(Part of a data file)
#####

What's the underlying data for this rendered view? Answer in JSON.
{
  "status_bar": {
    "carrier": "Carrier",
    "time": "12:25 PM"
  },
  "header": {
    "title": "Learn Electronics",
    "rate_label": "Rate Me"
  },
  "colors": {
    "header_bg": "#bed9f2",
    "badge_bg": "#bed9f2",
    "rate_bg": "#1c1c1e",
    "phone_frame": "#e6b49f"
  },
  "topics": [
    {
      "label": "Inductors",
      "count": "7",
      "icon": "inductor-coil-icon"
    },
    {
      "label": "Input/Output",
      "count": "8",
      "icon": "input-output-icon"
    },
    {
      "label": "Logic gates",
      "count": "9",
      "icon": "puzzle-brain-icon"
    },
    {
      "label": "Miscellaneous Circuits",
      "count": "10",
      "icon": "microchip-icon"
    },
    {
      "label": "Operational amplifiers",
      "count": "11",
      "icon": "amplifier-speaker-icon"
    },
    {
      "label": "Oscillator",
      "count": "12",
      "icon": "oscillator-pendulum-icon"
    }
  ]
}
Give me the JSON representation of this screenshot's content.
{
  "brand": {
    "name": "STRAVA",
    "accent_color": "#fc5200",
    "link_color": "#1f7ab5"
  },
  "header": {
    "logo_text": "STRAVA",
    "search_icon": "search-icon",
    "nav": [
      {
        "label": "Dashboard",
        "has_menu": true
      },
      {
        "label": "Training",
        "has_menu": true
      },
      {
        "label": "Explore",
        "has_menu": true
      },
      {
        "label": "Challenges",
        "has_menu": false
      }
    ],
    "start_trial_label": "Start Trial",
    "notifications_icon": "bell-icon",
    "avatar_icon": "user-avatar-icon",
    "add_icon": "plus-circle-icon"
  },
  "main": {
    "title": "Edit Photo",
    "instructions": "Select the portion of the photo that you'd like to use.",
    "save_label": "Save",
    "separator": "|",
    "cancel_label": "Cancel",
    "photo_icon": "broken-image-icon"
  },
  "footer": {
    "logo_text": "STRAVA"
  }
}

#####

§ **AIM**
Check each line of the records for "count" and copy the ones that contain it.

§ **RESPONSE TO THIS TASK**
      "count": "7",
      "count": "8",
      "count": "9",
      "count": "10",
      "count": "11",
      "count": "12",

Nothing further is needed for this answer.